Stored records
>>>>>

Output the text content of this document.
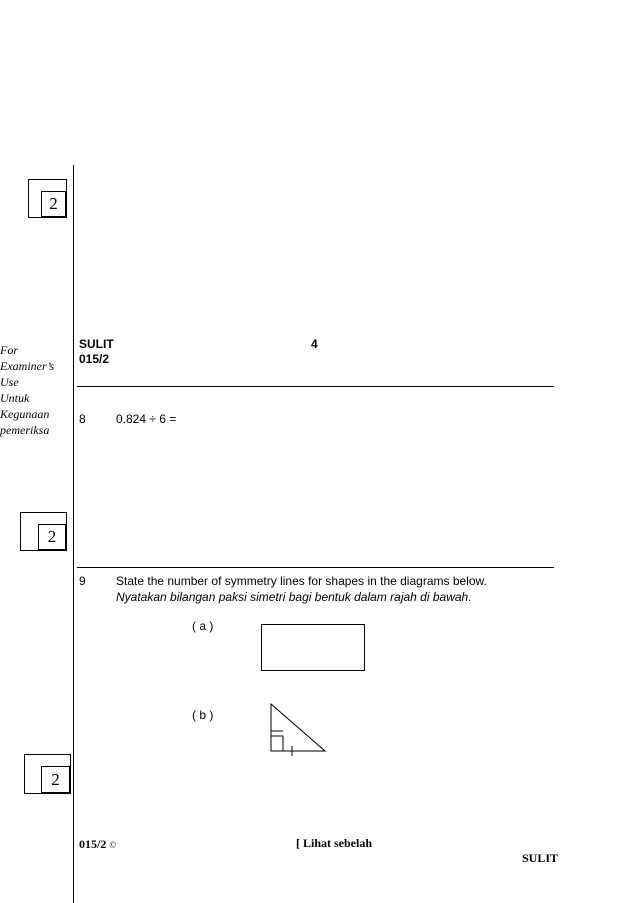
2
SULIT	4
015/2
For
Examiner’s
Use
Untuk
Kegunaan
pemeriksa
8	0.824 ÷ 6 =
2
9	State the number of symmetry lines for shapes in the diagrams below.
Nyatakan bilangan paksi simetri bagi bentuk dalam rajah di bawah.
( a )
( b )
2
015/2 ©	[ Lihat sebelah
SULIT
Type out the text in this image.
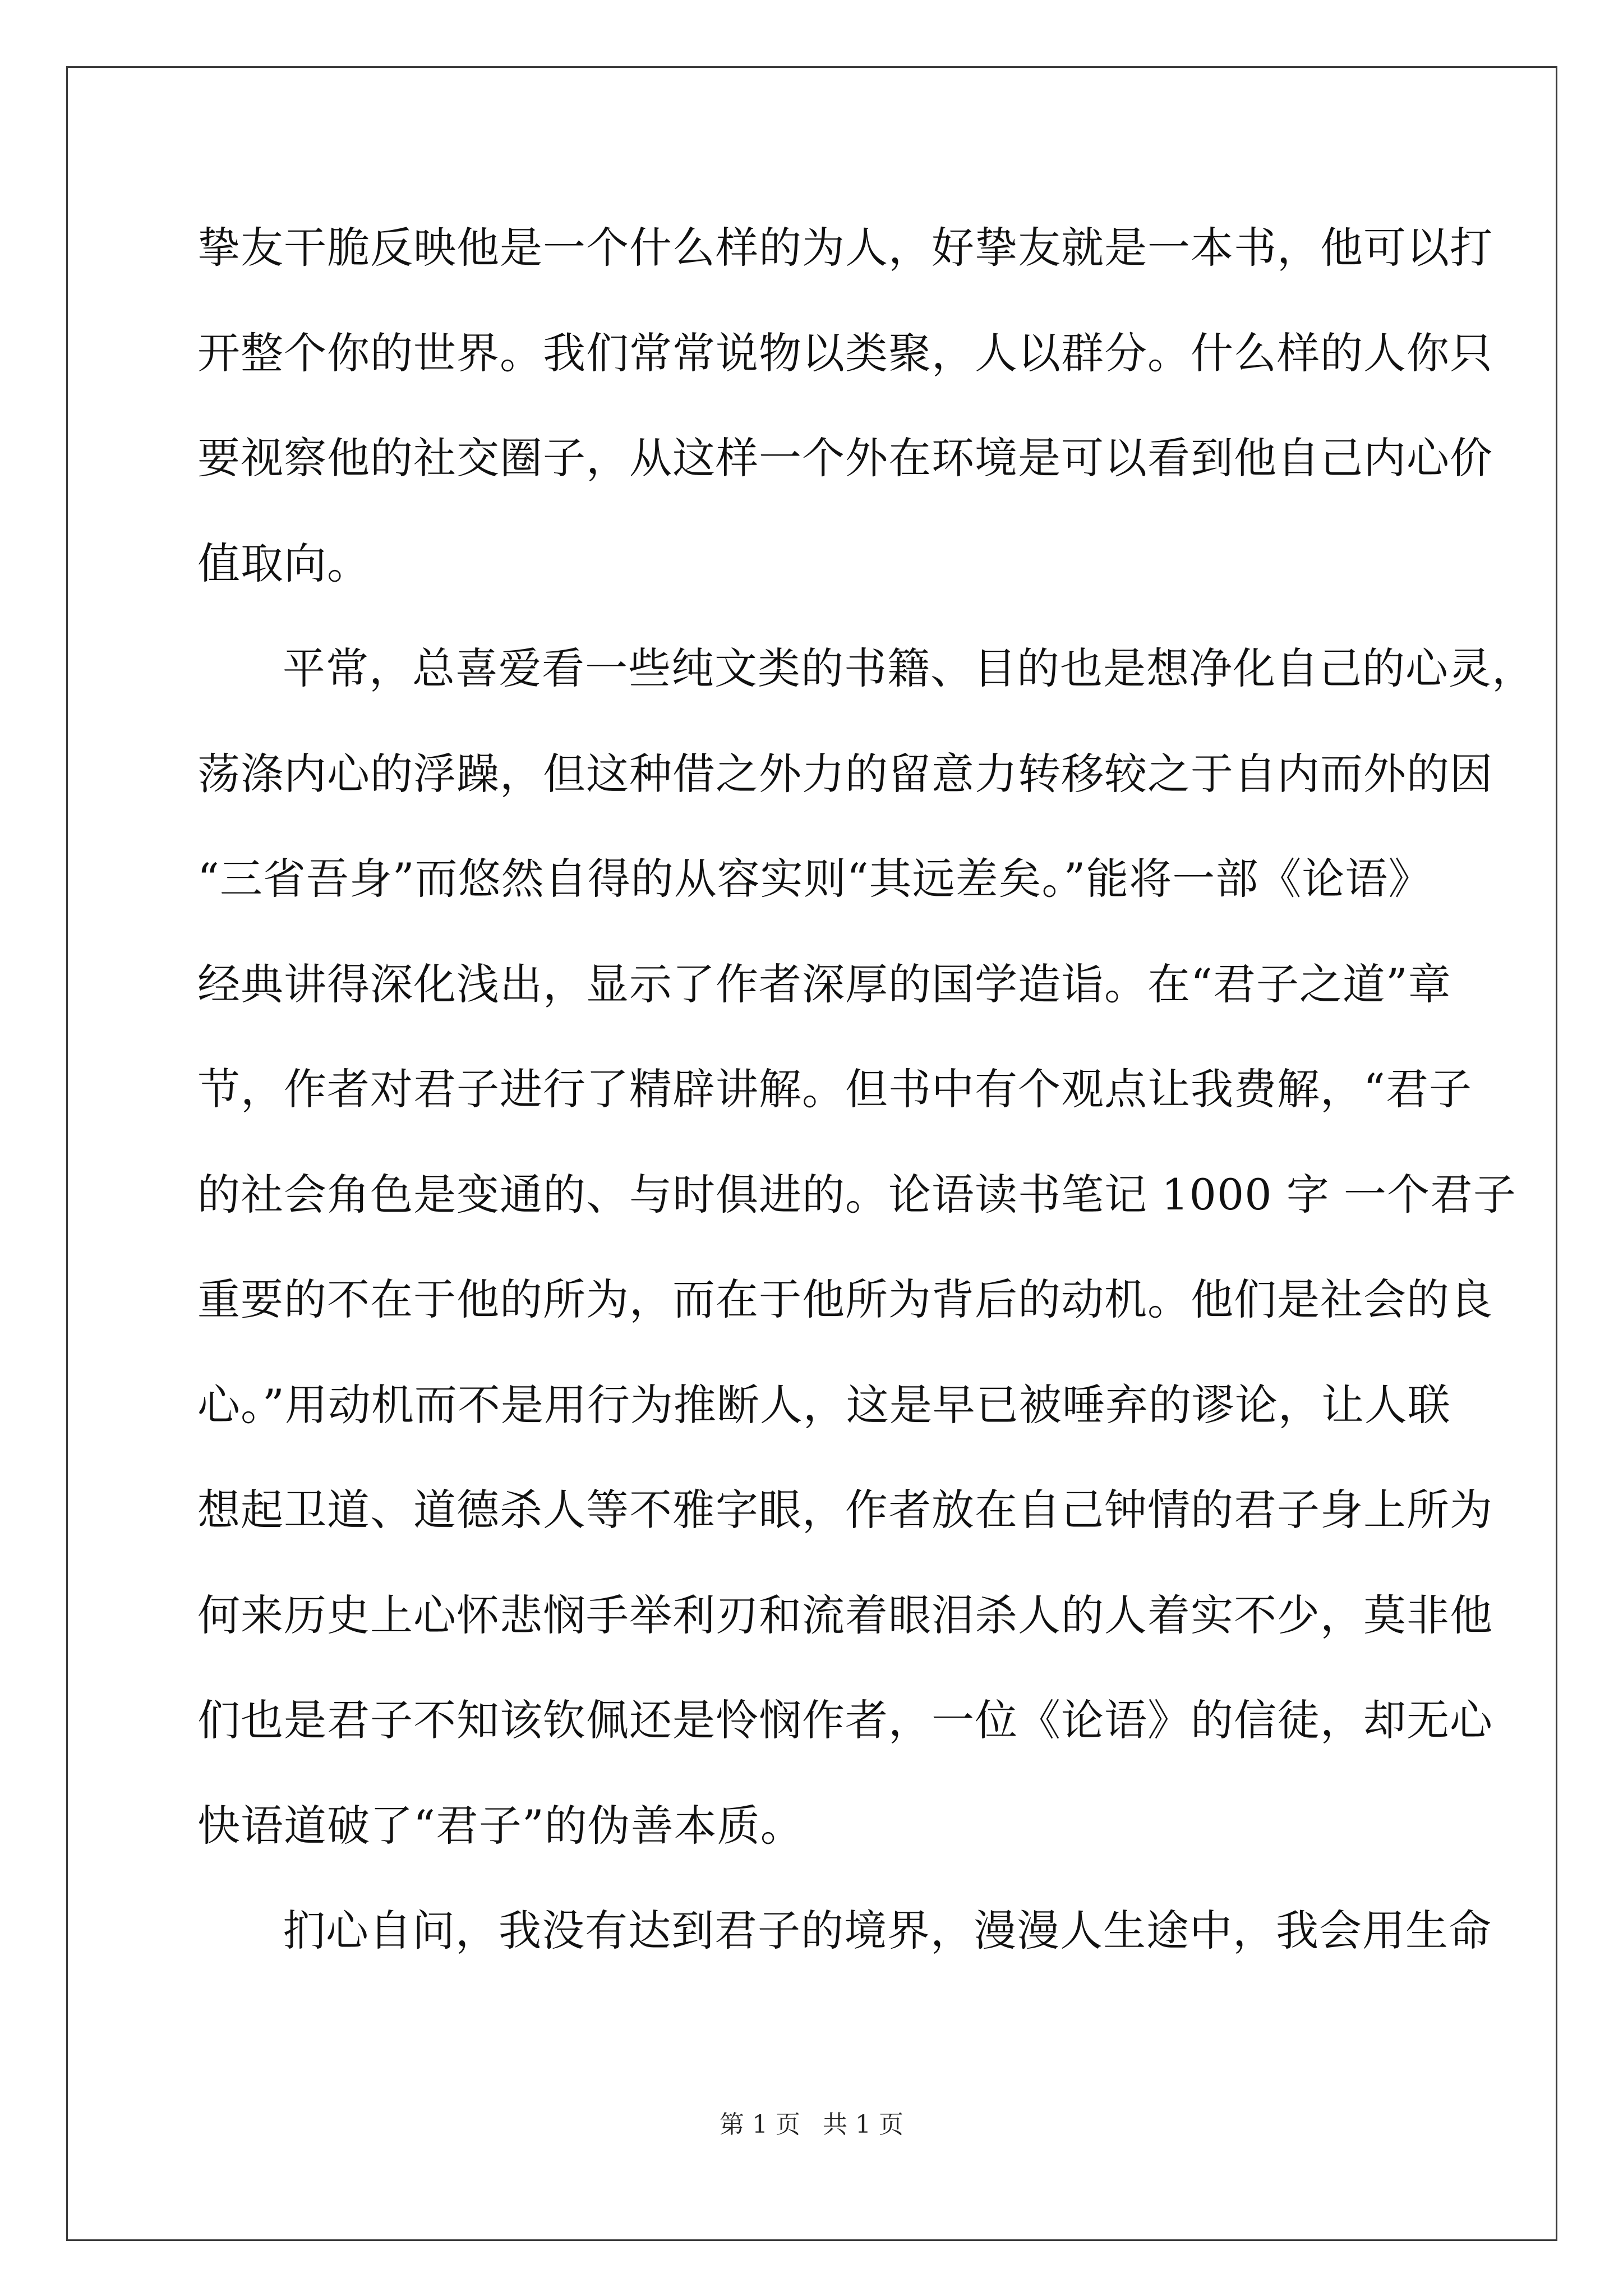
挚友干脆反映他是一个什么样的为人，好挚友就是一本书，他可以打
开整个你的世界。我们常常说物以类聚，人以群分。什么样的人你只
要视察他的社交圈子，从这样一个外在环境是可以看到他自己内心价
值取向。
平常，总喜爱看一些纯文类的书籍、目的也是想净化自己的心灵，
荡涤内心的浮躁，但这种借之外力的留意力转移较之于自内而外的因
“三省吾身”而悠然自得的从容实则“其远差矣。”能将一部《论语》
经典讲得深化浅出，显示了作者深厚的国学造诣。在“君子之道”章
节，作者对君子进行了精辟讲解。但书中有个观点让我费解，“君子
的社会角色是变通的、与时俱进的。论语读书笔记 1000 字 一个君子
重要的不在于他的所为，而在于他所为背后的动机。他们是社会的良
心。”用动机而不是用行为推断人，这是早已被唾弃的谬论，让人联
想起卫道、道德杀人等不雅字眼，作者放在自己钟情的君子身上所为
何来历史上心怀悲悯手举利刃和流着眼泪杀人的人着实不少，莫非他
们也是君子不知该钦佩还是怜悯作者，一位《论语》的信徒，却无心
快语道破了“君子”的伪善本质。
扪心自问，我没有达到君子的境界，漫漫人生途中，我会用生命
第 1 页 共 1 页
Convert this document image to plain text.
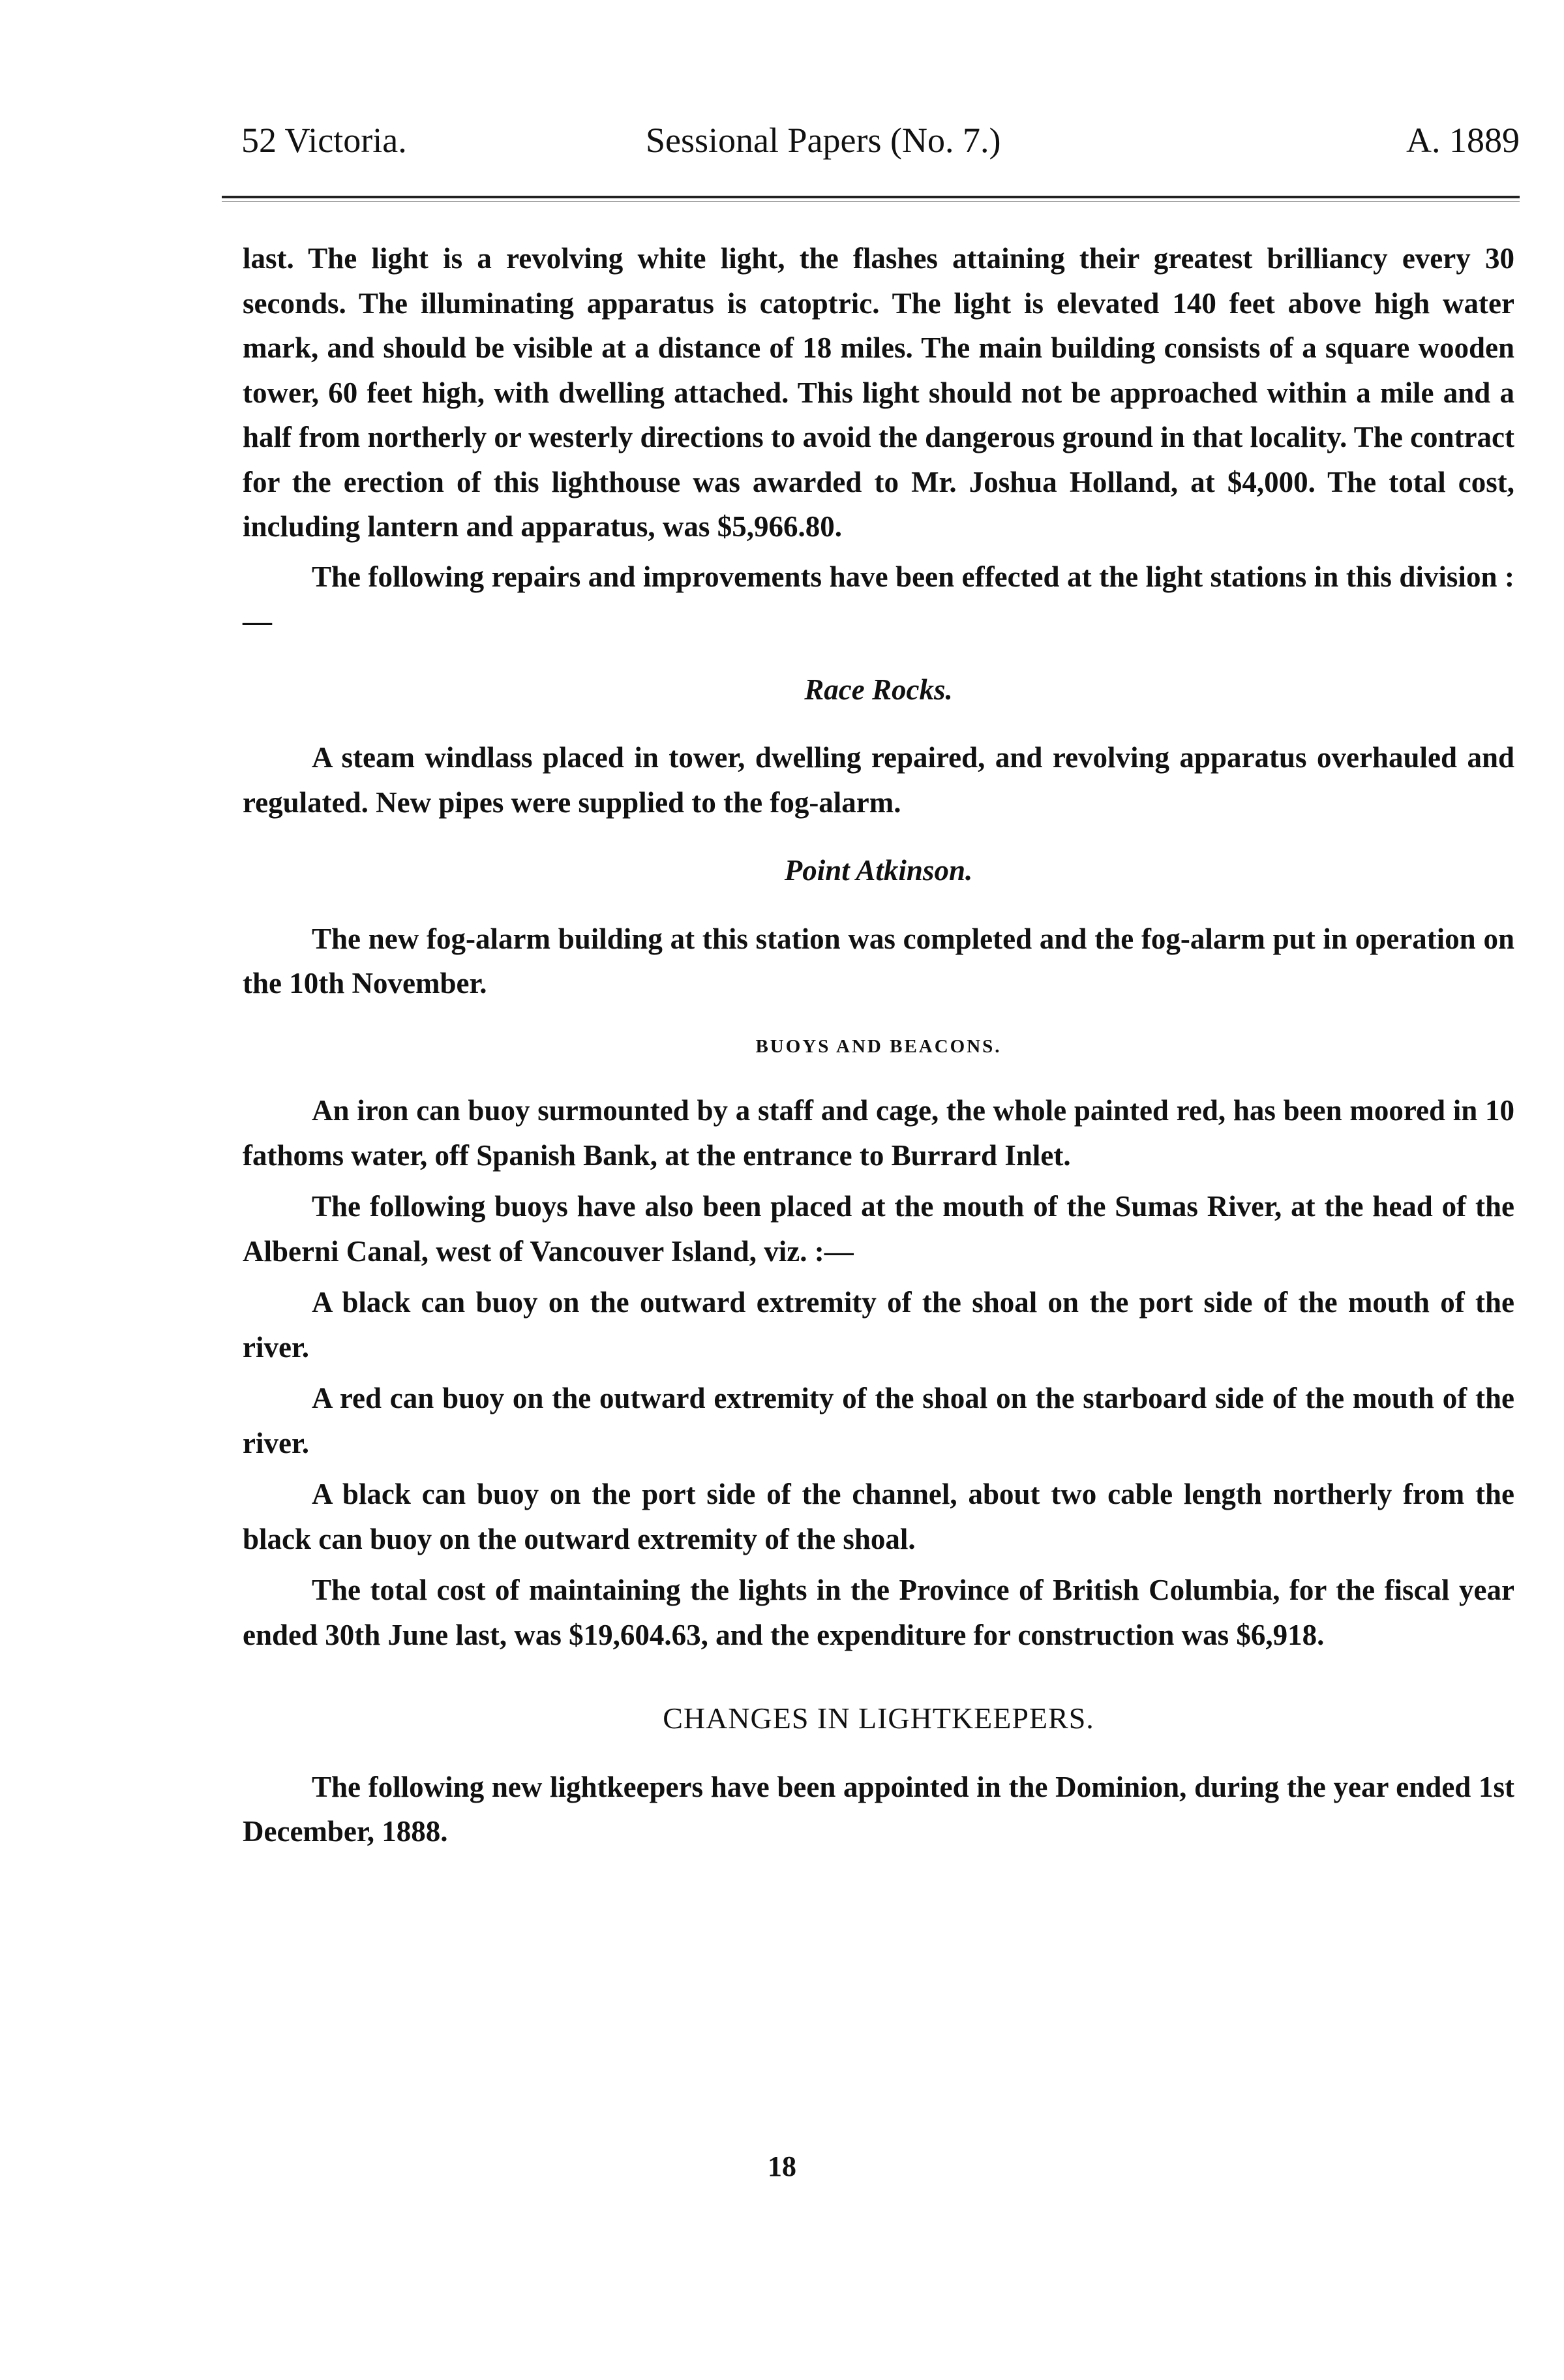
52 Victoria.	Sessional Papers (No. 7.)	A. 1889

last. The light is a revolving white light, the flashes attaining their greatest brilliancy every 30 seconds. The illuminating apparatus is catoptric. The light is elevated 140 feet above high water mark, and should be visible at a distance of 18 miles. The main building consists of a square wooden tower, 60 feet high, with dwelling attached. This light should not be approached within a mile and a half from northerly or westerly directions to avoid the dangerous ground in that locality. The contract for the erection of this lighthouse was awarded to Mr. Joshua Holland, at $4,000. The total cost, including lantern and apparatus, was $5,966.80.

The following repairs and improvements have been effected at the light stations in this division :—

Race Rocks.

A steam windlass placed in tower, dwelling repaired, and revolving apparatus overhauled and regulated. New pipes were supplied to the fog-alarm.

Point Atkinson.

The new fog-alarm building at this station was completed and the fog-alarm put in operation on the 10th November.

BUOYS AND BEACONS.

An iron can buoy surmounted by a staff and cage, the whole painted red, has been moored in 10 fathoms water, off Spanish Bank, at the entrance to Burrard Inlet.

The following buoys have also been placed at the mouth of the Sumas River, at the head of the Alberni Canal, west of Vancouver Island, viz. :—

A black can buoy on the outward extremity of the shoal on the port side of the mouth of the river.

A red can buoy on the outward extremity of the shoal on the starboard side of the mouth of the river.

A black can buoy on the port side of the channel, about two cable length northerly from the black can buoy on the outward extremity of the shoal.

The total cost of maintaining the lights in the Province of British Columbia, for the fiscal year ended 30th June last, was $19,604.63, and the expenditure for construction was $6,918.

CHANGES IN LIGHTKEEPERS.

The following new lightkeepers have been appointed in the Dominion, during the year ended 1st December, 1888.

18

<<<<<

:: Written instruction ::
In the records above, find the lines containing "extremity" and copy them.

:: Exercise solution ::
A black can buoy on the outward extremity of the shoal on the port side of the mouth of the river.
A red can buoy on the outward extremity of the shoal on the starboard side of the mouth of the river.
A black can buoy on the port side of the channel, about two cable length northerly from the black can buoy on the outward extremity of the shoal.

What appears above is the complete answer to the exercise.